■ PROBLEM SET:
a: In the LDAP persistence tutorial, which structural LDAP class is the User object based on?
b: Please write the next part of the LDAP persistence tutorial, picking up after its final sentence.

***** PAGE EXCERPT *****

Next, we define a User POJO which represents the User domain type. The POJO will be annotated by a couple of Unboundid annotations which indicate how the User is stored within LDAP.
package example;

import com.unboundid.ldap.sdk.persist.FilterUsage;
import com.unboundid.ldap.sdk.persist.LDAPField;
import com.unboundid.ldap.sdk.persist.LDAPObject;

@LDAPObject(structuralClass = "inetOrgPerson", defaultParentDN = "ou=people,dc=example,dc=com")
public class User {

    @LDAPField(attribute = "uid", inRDN = true, filterUsage = FilterUsage.ALWAYS_ALLOWED)
    private String id;
    @LDAPField(attribute = "cn")
    private String name;
    @LDAPField(attribute = "sn")
    private String surName;
    @LDAPField(attribute = "mail")
    private String emailAddress;

    public String getId() {
        return id;
    }

    public void setId(String id) {
        this.id = id;
    }

    public String getName() {
        return name;
    }

    public void setName(String name) {
        this.name = name;
    }

    public String getSurName() {
        return surName;
    }

    public void setSurName(String surName) {
        this.surName = surName;
    }

    public String getEmailAddress() {
        return emailAddress;
    }

    public void setEmailAddress(String emailAddress) {
        this.emailAddress = emailAddress;
    }
}

The @LDAPObject annotation indicates that the User object is stored in LDAP and is based on the structural LDAP class 'inetOrgPerson'. Furthermore, a parent DN is specified so Unboundid knows where to store/retrieve LDAP user records. The @LDAPField annotation specifies the way each User property is stored in LDAP. More info about these annotation can be found here: https://www.unboundid.com/products/ldap-sdk/docs/persist/index.php

Next we will define a Dao class which can be used to store/retrieve User's:

package example;


import com.unboundid.ldap.sdk.LDAPInterface;
import com.unboundid.ldap.sdk.persist.LDAPPersistException;
import com.unboundid.ldap.sdk.persist.LDAPPersister;

public class UserDao {

    private LDAPInterface ldapServer;
    private LDAPPersister<User> persister;

    public UserDao(LDAPInterface ldapServer) throws LDAPPersistException {
        this.ldapServer = ldapServer;
        this.persister = LDAPPersister.getInstance(User.class);
    }

    public User findUser(String id) throws LDAPPersistException {
        User userToFind = new User();
        userToFind.setId(id);
        User foundUser = persister.searchForObject(userToFind, ldapServer);
        return foundUser;
    }

    public void addUser(User user) throws LDAPPersistException {
        persister.add(user, ldapServer, null);
    }
}

This Dao class receives an ldap server obect through its constructor. This ldap server object provides a lot of low-level LDAP manipulation operations. It is used by a higher-level persister to persist annotated objects. The findUser and addUser methods show how easy this is. Just create a User instance and pass it to the persister.

***** LISTED ENTRIES *****

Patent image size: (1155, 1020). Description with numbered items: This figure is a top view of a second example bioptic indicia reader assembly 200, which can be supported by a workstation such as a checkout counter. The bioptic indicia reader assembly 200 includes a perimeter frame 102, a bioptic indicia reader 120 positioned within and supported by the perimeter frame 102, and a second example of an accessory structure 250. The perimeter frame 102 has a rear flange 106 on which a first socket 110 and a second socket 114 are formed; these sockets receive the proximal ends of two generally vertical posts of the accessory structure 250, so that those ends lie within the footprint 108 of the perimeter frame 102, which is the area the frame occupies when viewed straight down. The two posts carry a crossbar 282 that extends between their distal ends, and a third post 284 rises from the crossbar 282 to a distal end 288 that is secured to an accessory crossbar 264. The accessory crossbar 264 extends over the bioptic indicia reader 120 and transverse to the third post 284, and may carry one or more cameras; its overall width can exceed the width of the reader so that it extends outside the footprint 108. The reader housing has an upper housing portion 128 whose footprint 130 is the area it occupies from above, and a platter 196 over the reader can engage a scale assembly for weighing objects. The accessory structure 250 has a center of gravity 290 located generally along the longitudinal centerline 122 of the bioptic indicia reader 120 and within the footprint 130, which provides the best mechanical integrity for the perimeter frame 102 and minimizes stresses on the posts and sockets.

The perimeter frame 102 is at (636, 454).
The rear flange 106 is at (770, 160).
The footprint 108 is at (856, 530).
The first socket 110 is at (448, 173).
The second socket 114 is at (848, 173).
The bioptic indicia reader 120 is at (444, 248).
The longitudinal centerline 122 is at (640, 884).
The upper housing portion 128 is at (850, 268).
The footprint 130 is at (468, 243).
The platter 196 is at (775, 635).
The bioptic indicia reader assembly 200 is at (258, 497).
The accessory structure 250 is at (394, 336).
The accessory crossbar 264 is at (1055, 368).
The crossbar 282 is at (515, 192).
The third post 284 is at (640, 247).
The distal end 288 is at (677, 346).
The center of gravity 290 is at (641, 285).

*****

■ RESPONSE LIST:
a: inetOrgPerson

b:
To show how this works, we create a basic unit test. In this unit test, an in-memory directory server is created and an LDAP schema is loaded. After that, we add a user and then retrieve it again. It's as easy as this:

package example;

import com.unboundid.ldap.listener.InMemoryDirectoryServer;
import com.unboundid.ldap.listener.InMemoryDirectoryServerConfig;
import org.junit.Assert;
import org.junit.Test;

public class AppTest {

    @Test
    public void testUnboundid() throws Exception {
        InMemoryDirectoryServerConfig config = new InMemoryDirectoryServerConfig("dc=example, dc=com");
        config.addAdditionalBindCredentials("cn=Directory Manager", "password");

        InMemoryDirectoryServer ds = new InMemoryDirectoryServer(config);
        ds.importFromLDIF(true, "src/test/resources/ldap.ldif");
        ds.startListening();
       
        UserDao userDao = new UserDao(ds);
       
        User newUser = new User();
        newUser.setId("jdoe");
        newUser.setName("John Doe");
        newUser.setSurName("doe");
        userDao.addUser(newUser);
               
        User foundUser = userDao.findUser("jdoe");
        Assert.assertEquals("John Doe", foundUser.getName());
    }

}
My conclusion is that Unboundid is a very useful framework for LDAP access. It takes away much of the low-level coding that would otherwise be necessary when using the basic JNDI classes.